═════ The records

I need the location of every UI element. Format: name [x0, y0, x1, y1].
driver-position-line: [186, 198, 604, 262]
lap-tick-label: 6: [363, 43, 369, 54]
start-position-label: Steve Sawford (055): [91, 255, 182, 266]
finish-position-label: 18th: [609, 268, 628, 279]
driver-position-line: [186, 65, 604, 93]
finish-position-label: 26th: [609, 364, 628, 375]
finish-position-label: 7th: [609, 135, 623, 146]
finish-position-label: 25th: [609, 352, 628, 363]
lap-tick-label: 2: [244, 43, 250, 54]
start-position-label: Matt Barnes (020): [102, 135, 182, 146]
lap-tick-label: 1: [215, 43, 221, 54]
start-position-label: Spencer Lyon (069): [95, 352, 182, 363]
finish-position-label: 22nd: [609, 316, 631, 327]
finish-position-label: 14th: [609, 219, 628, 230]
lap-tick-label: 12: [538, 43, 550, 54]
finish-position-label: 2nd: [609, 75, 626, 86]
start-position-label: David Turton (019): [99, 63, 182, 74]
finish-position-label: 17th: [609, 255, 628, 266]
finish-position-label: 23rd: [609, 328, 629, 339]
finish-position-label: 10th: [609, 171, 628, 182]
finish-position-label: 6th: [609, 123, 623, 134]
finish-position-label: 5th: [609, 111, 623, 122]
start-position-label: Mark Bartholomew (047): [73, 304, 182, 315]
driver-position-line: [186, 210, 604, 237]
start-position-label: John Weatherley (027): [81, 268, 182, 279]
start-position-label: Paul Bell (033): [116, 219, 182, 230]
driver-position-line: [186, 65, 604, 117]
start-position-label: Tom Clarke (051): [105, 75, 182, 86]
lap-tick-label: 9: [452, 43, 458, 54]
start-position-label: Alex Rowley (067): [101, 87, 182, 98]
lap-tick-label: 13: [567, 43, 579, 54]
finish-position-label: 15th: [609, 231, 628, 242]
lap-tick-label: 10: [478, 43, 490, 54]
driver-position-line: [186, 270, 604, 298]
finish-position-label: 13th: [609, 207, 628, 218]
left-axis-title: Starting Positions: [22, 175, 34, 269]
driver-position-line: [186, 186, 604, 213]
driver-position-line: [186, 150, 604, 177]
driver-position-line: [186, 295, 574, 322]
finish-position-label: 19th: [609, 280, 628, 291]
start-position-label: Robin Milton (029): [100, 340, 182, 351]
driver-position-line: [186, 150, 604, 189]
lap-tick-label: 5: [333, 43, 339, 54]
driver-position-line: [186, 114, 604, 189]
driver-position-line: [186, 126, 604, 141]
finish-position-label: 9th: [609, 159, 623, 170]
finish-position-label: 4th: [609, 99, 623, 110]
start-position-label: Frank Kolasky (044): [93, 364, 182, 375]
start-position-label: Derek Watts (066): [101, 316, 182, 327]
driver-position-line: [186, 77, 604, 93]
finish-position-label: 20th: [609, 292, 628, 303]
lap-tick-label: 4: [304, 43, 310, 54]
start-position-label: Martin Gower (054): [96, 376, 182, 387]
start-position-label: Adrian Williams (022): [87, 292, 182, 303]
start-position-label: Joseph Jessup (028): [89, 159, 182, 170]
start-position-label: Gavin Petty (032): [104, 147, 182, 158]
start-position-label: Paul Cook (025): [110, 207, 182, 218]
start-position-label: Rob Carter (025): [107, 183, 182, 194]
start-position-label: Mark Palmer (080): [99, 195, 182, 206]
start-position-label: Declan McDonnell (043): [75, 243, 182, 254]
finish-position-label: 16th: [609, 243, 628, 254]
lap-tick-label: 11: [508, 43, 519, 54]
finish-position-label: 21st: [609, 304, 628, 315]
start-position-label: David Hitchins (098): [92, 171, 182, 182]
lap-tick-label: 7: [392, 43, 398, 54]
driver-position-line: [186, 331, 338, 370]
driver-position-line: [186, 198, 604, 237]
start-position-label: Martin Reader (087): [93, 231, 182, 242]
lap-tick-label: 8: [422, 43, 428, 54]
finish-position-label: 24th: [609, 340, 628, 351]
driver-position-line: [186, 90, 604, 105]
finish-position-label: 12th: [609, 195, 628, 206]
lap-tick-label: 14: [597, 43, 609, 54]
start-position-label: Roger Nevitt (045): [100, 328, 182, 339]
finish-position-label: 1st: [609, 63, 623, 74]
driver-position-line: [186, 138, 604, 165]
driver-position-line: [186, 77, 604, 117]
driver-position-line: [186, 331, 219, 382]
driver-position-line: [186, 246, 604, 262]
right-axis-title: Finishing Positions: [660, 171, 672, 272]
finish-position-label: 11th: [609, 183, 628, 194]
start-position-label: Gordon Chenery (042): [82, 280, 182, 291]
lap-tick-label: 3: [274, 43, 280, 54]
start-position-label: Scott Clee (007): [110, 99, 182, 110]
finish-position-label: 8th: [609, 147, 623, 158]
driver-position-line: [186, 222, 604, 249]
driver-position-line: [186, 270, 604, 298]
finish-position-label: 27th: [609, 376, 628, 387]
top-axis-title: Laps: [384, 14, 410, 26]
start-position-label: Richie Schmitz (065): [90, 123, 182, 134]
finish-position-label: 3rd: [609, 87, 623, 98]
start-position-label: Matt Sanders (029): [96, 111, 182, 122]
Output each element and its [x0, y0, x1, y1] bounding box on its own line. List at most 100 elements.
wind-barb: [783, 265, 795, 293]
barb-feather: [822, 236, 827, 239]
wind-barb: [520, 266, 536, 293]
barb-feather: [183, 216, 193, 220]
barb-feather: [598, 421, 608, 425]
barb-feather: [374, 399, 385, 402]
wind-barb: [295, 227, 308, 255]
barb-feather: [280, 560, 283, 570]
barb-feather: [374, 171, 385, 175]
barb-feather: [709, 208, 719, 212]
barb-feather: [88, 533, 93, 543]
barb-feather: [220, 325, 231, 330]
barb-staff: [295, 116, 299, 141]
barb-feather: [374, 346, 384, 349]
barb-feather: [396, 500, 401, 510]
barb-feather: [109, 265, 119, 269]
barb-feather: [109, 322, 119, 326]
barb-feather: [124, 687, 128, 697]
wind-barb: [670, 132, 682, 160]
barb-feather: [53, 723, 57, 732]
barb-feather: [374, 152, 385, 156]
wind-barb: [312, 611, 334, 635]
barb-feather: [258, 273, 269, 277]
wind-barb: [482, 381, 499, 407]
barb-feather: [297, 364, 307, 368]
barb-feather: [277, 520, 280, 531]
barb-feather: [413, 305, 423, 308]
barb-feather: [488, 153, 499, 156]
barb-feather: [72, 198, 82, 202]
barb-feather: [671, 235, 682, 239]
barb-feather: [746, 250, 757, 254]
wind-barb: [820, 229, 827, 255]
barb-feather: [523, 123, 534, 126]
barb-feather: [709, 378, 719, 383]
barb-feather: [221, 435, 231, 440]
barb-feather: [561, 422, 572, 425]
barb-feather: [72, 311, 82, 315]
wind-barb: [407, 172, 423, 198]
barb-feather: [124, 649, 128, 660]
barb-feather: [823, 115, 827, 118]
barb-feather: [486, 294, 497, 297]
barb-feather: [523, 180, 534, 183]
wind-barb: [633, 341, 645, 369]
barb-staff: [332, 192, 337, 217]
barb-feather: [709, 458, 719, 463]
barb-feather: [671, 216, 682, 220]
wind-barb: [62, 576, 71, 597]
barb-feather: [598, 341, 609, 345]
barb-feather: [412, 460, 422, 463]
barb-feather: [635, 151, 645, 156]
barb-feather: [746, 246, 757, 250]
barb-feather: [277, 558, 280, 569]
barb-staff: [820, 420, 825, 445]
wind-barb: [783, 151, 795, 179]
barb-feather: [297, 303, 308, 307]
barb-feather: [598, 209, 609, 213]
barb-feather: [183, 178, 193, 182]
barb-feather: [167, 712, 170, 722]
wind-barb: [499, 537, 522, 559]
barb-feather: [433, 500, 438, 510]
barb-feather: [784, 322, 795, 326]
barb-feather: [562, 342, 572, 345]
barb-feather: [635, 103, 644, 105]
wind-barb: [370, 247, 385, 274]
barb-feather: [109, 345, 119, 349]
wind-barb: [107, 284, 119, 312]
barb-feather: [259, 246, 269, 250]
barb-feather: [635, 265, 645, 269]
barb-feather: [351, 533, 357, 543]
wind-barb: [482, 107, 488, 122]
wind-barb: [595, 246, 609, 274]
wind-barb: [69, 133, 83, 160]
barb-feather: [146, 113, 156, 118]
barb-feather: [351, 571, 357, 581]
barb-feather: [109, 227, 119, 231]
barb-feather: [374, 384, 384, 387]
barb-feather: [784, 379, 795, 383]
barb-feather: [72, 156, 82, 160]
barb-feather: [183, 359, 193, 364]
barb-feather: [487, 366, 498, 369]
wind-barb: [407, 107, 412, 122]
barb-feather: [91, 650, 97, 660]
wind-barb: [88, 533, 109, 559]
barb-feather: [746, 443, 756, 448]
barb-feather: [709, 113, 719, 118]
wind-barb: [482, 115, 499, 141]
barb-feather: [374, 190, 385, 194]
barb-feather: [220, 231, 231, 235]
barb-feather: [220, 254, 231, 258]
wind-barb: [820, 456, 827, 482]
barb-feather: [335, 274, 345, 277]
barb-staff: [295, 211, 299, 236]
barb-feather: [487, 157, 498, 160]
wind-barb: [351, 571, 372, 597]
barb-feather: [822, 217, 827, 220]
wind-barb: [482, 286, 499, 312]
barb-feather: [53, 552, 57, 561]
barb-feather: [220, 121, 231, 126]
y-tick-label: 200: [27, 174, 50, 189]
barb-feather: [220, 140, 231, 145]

══════════

• _Task brief_:
List the entries above as a numbered list, from the first line through the line that contains "driver-position-line: [186, 65, 604, 93]", with both ends included and blank lines left out.

• _Final answer_:
1. I need the location of every UI element. Format: name [x0, y0, x1, y1].
2. driver-position-line: [186, 198, 604, 262]
3. lap-tick-label: 6: [363, 43, 369, 54]
4. start-position-label: Steve Sawford (055): [91, 255, 182, 266]
5. finish-position-label: 18th: [609, 268, 628, 279]
6. driver-position-line: [186, 65, 604, 93]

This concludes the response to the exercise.